══ STORED DATA ══
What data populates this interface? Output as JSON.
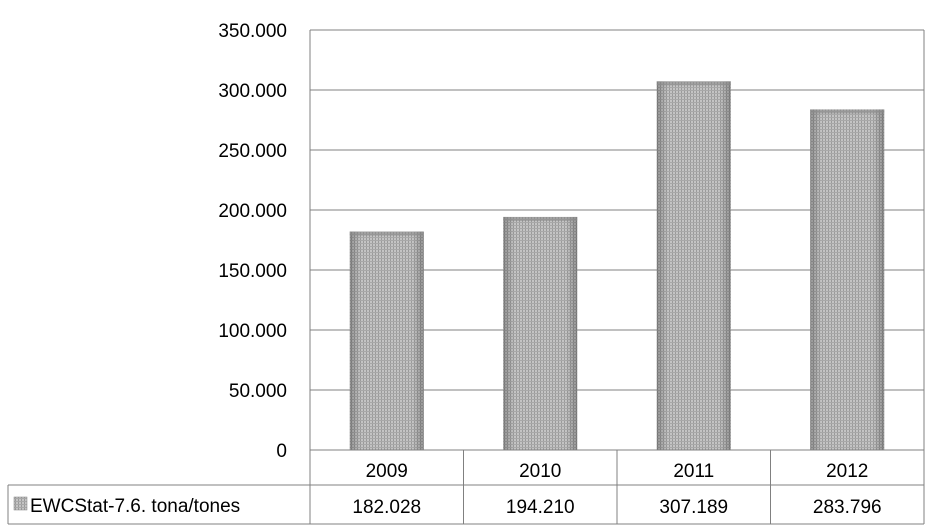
{
  "chart_data": {
    "type": "bar",
    "categories": [
      "2009",
      "2010",
      "2011",
      "2012"
    ],
    "series": [
      {
        "name": "EWCStat-7.6. tona/tones",
        "values": [
          182028,
          194210,
          307189,
          283796
        ],
        "value_labels": [
          "182.028",
          "194.210",
          "307.189",
          "283.796"
        ]
      }
    ],
    "ylim": [
      0,
      350000
    ],
    "yticks": [
      {
        "value": 0,
        "label": "0"
      },
      {
        "value": 50000,
        "label": "50.000"
      },
      {
        "value": 100000,
        "label": "100.000"
      },
      {
        "value": 150000,
        "label": "150.000"
      },
      {
        "value": 200000,
        "label": "200.000"
      },
      {
        "value": 250000,
        "label": "250.000"
      },
      {
        "value": 300000,
        "label": "300.000"
      },
      {
        "value": 350000,
        "label": "350.000"
      }
    ],
    "grid": true,
    "data_table": true,
    "colors": {
      "bar": "#b8b8b8",
      "bar_dark": "#8c8c8c",
      "grid": "#808080"
    }
  }
}
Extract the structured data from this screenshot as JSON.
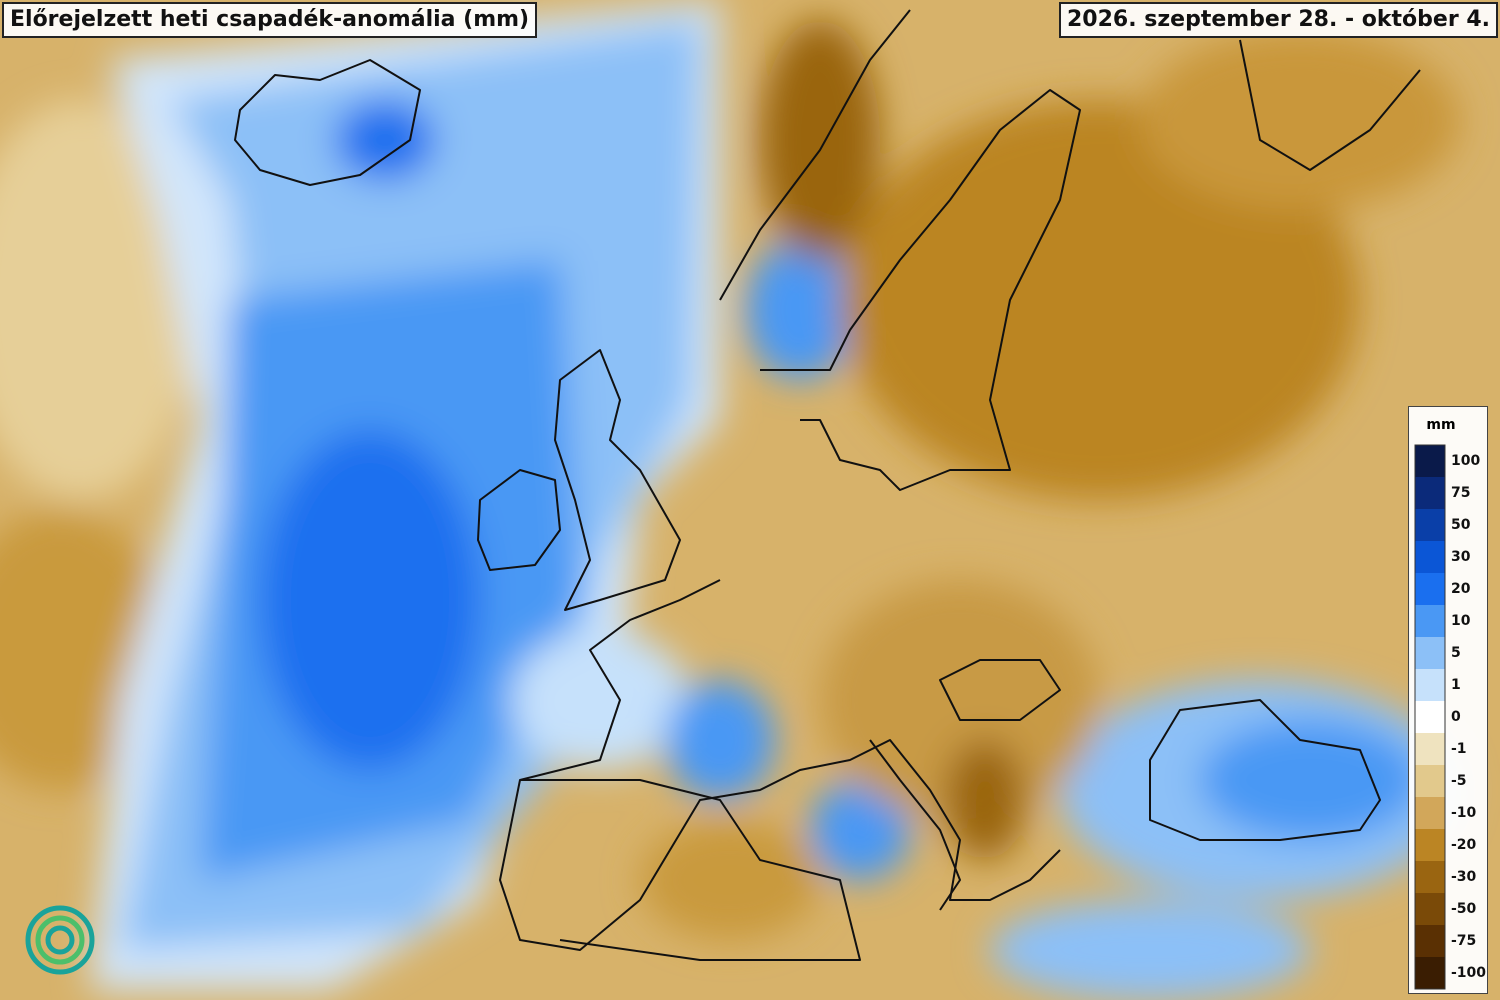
═══
* **SET PROBLEM**:
Return each line of the data that contains the string "JSON".

* **RESULT FOR THIS EXERCISE**:
What data populates this interface? Output as JSON.
Extract the structured data from this screenshot as JSON.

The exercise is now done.